IO Benchmarks with Spack - GEOS-ESM/MAPL GitHub Wiki

Spack for MAPL IO Benchmarks

This document outlines how to install the MAPL IO Benchmarks using Spack.

Note: in this example, we will be using the [email protected] compiler. This is being chosen mainly due to odd behavior currently seen in testing with the Intel oneAPI compilers and Spack.

Note 2: In recent versions of spack, [email protected] was marked as "deprecated". In a section below, we talk about this. If installing [email protected] has issues, you can use [email protected] or install [email protected] as a deprecated package.

Cloning Spack

To clone Spack:

git clone -c feature.manyFiles=true --depth=2 https://github.com/spack/spack.git

Shell configuration

Next, once you have spack cloned, you should enable the shell integration by sourcing the correct setup-env file. For example, for bash:

export SPACK_ROOT=$HOME/spack
. $SPACK_ROOT/share/spack/setup-env.sh

Of course, update the SPACK_ROOT variable to point to the location of your spack clone.

This is also recommended to be put in ~/.bashrc or similar for ease of use, or can be run each time you open a new shell.

Add TMPDIR to bashrc (optional)

On some systems, the default TMPDIR might be limited or in a problematic location. If so, update it to a location with more space and add to ~/.bashrc:

mkdir -p $HOME/tmpdir
echo 'export TMPDIR=$HOME/tmpdir' >> ~/.bashrc

Install spack needed packages

From https://spack.readthedocs.io/en/latest/getting_started.html#system-prerequisites there are pre-requisites for spack. For example, on Ubuntu:

sudo apt update
sudo apt install bzip2 ca-certificates g++ gcc gfortran git gzip lsb-release patch python3 tar unzip xz-utils zstd

If you are using a different operating system, you might need to translate these into the packaging system for your OS. The above link has a similar list for RHEL.

Update spack configuration files

Spack configuration files are (by default) in ~/.spack. We will be updating the packages.yaml and repos.yaml files.

Make spack configuration directory

mkdir -p ~/.spack

packages.yaml

The complete packages.yaml file we will use is:

packages:
  all:
    providers:
      mpi: [openmpi]
      blas: [openblas]
      lapack: [openblas]
  hdf5:
    variants: +fortran +szip +hl +threadsafe +mpi
  netcdf-c:
    variants: +dap
  esmf:
    variants: ~pnetcdf ~xerces
  cdo:
    variants: ~proj ~fftw3
  pflogger:
    variants: +mpi
  pfunit:
    variants: +mpi +fhamcrest
  fms:
    variants: ~gfs_phys +pic ~yaml constants=GEOS precision=32,64 +deprecated_io
  mapl:
    variants: +extdata2g +fargparse +pflogger +pfunit ~pnetcdf

Copy this into ~/.spack/packages.yaml.

This not only hardcodes the compiler and MPI stack (see below), but also the default variants for packages Spack will build. This eases the spack commands that will be used later (for convenience).

Compiler and MPI

As seen above, the packages.yaml file is used to configure the packages that are available to spack.

Provided material:
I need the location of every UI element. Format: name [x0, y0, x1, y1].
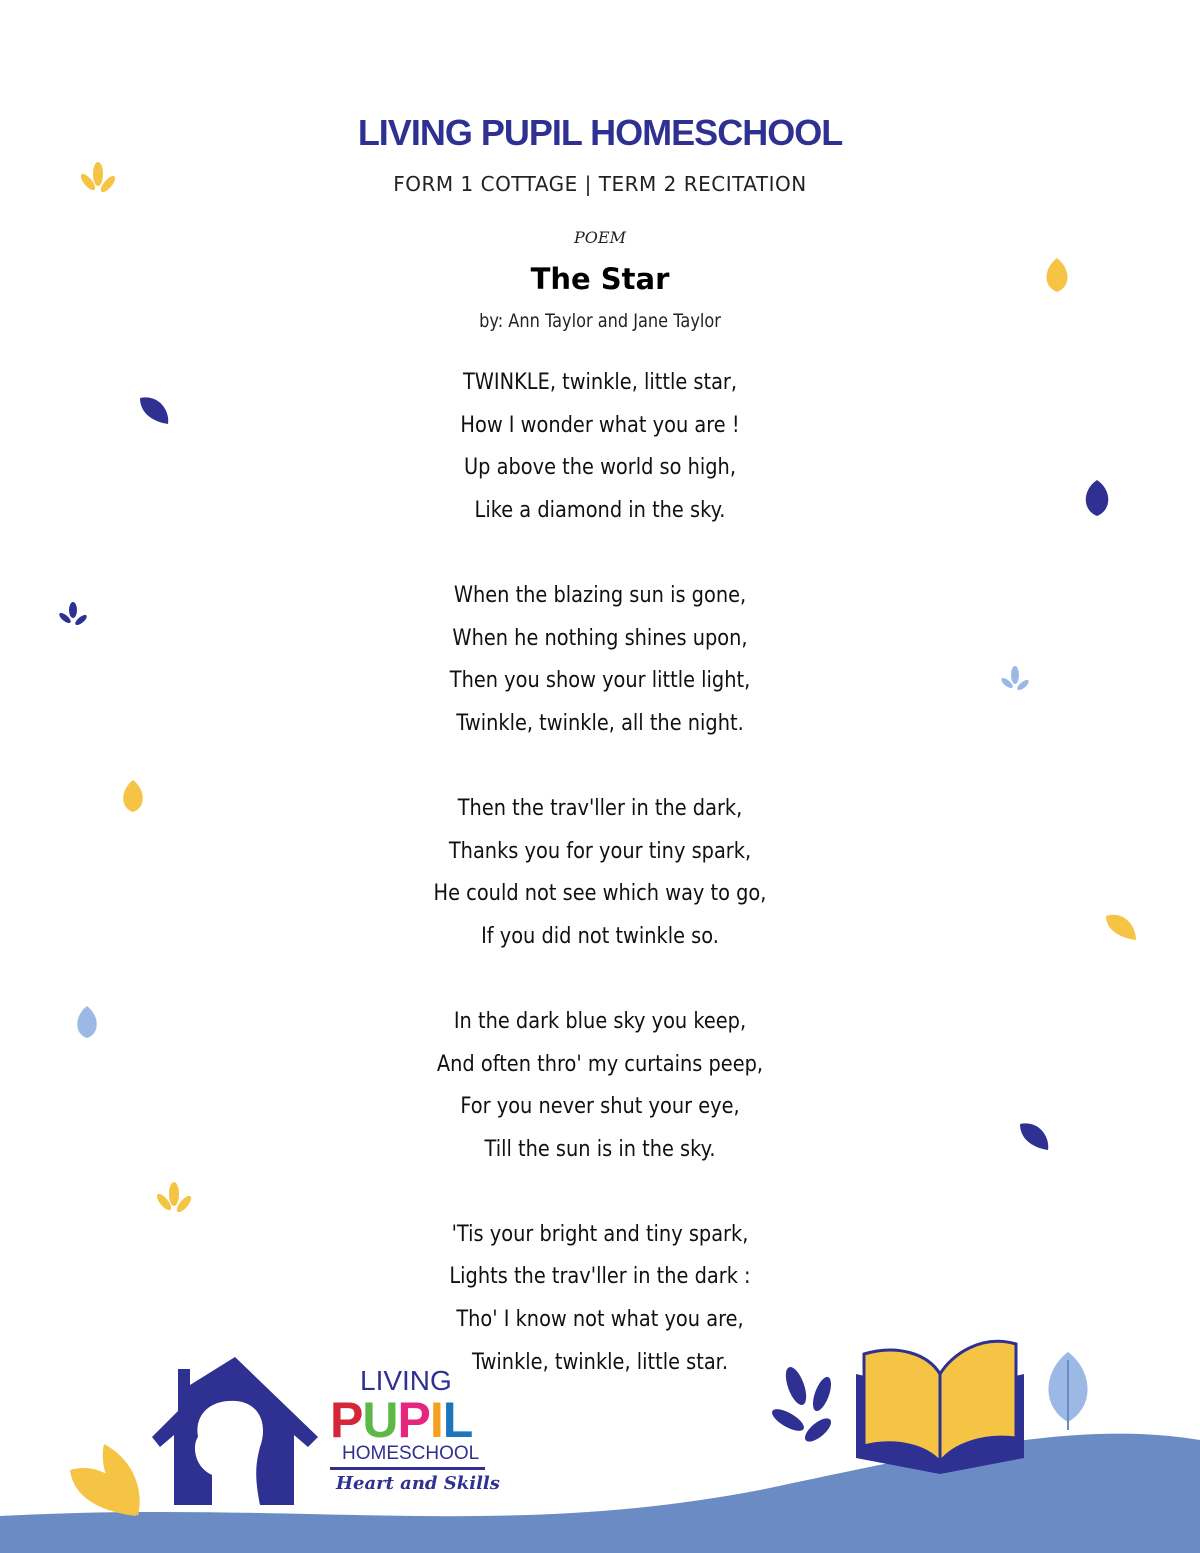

What needs to be done: Quote the stretch of the Spack installation guide from "sudo apt update" through "list for RHEL.", word for word. The data above is separate material from the Spack installation guide.

Task result:
sudo apt update
sudo apt install bzip2 ca-certificates g++ gcc gfortran git gzip lsb-release patch python3 tar unzip xz-utils zstd

If you are using a different operating system, you might need to translate these into the packaging system for your OS. The above link has a similar list for RHEL.